### Requirement 1
Do these statements agree with the comment thread? Answer yes or no for each and quote the deciding words. (a) Shelly Chandler led a CX function at a company undergoing a major shift to core-growth customers. (b) The reply names five levels of CX Improvement. (c) The thread advises positioning a larger CXM core team.
### Requirement 2
In the comment thread, which company's CX program does Shelly Chandler point to as an example of CCOs who have already been at the table?
### Requirement 3
Reproduce the stretch of the comment thread from "As you suggest, let’s" through "way of life)".

### Document passage
==============================

    Consider the CX (and eventual financial) fiascos of SVB, US Bank, Wells Fargo, United Airlines, Southwest Airlines, Toys R Us, etc. In every case, a pivotal decision that was inconsistent with lifetime value maximization was made by an individual or small group (both customer-facing and non-customer-facing). Therefore, CCOs need to broaden their charter to emphasize Experience Leadership as all-in prevention of CX issues.

    Please see this detailed outline: Customer Experience Leaders Can Learn from Baseball

    and accompanying diagram:
    https://clearaction.com/wp-content/uploads/HowCXisLikeBaseball.jpg

  3. All: don’t miss the key take-away in the 3 paragraphs above the Assessment:

    “Chief Customer Officers can spend less and generate far more value by focusing primarily on Experience Leadership. Instead of creating a CXM empire:”

    “Position a smaller CXM core team as facilitators of everyone across your enterprise to use customer insights as guidelines for doing their job right, preventing issues for customers in the first place. (“Enterprise” = corporation, non-profit, or government agency.)”

    “Make it your mission to collect Expectations VoC and share it in timely, tailored, actionable and compelling ways with everyone who is developing a growth plan, re-engineering a process or organization, containing costs, targeting customer segments, and setting rituals (reviews, approvals, agendas, templates, recognition, development, compensation, succession, etc.). Help them incorporate Expectations VoC into all of these endeavors.”

    That’s the core of Experience Leadership . . . what are some additional analogies for this in team sports?

  4. Lynn, thank you for a well-researched and cogent analysis of the realities of CCOs. Playbooks are essential, and those linked to CX strategy even more so.

    I had the privilege of leading a CX function at a company that was undergoing a major shift to core-growth customers. The key to success there would have been a strategy that was clear for each customer segment, with tactics to move customers into growth positions or out. Leadership from the C-Suite here is essential.

    The trick for CX leaders is to win (because you typically aren’t given) a seat at the table when discussing and planning these strategies. I believe that’s why we are seeing more CCOs come from within the business vs. externally. They’ve already been at the table—witness Nationwide’s CX program. That’s why I would re-order your list above and move #3 to #1.

    Thanks for sharing such good information to consider!

    Shelly Chandler, CCXP
    CX Leader and Strategist

  5. 100%, Shelley!

    As you suggest, let’s flip the playbook (C, B, A) to emphasize first and foremost Experience Leadership: preventing issues via company-wide alignment to customers. To get there, instill trust as top priority in internal interactions if you want to stand out externally as the top brand to trust.

    There are 3 levels of CX Improvement:

    #1: Prevent occurrence of issues (this is highest ROI: almost-automatic CX excellence: Experience Leadership — not a program, but rather, instilling customer-centered business management as THE way of life)
==============================
### Given entries

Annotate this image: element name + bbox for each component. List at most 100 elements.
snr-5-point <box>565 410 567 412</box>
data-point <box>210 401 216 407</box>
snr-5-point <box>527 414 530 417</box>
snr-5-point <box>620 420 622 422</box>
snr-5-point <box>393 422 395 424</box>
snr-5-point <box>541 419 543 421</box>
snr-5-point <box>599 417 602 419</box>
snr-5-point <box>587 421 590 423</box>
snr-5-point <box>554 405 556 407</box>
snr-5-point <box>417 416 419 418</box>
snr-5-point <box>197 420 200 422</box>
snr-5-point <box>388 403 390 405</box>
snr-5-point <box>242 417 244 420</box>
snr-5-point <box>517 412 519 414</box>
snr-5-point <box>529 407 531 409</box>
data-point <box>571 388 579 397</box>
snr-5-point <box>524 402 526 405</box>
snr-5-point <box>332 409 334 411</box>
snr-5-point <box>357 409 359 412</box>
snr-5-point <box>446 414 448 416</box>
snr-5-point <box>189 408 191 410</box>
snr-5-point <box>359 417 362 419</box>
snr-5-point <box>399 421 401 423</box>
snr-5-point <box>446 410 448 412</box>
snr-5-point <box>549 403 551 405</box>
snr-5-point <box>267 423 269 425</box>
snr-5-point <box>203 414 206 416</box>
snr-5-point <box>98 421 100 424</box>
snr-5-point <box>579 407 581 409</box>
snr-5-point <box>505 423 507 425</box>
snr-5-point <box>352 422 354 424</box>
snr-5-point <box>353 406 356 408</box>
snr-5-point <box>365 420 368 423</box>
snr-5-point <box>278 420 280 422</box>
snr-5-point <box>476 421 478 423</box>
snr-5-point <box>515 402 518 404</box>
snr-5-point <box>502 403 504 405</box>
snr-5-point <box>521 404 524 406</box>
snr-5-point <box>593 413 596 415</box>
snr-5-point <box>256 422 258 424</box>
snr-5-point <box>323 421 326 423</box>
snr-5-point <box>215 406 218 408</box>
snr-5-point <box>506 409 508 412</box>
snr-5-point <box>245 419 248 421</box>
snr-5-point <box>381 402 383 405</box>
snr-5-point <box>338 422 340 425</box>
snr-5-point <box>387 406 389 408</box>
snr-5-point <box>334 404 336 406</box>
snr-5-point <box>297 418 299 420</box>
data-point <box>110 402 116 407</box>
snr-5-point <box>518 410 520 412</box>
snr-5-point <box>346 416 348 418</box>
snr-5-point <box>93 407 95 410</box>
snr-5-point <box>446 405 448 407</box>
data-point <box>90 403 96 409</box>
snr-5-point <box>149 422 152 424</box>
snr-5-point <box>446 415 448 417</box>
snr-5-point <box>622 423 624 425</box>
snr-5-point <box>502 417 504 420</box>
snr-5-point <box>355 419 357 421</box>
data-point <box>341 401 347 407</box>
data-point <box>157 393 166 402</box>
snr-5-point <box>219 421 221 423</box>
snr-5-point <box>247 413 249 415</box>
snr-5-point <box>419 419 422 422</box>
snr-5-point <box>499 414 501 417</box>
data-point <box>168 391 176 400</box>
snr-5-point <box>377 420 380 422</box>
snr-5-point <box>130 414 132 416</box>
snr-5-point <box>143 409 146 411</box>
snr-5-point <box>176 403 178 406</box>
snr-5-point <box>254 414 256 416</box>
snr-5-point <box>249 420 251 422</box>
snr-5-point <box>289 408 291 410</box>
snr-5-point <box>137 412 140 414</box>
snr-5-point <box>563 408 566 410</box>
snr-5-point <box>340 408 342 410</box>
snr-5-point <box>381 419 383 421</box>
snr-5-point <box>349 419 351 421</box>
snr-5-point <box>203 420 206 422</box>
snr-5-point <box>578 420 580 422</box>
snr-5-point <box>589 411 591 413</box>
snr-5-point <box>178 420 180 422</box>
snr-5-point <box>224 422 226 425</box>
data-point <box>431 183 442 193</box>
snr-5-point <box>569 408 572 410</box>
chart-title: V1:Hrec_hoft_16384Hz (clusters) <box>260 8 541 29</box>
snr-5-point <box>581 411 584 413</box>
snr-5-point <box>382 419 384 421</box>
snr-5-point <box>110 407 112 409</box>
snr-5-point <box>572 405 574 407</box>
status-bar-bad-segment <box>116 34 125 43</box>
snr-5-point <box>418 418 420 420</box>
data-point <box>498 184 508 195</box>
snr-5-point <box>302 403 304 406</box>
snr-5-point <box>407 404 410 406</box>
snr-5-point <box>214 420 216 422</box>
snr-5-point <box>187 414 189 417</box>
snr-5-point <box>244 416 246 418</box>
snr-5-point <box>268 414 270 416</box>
==============================
### Task solution 1
(a) Yes: "I had the privilege of leading a CX function at a company that was undergoing a major shift to core-growth customers."
(b) No: "There are 3 levels of CX Improvement:"
(c) No: "Position a smaller CXM core team as facilitators of everyone across your enterprise"

### Task solution 2
Nationwide's CX program.

### Task solution 3
As you suggest, let’s flip the playbook (C, B, A) to emphasize first and foremost Experience Leadership: preventing issues via company-wide alignment to customers. To get there, instill trust as top priority in internal interactions if you want to stand out externally as the top brand to trust.

    There are 3 levels of CX Improvement:

    #1: Prevent occurrence of issues (this is highest ROI: almost-automatic CX excellence: Experience Leadership — not a program, but rather, instilling customer-centered business management as THE way of life)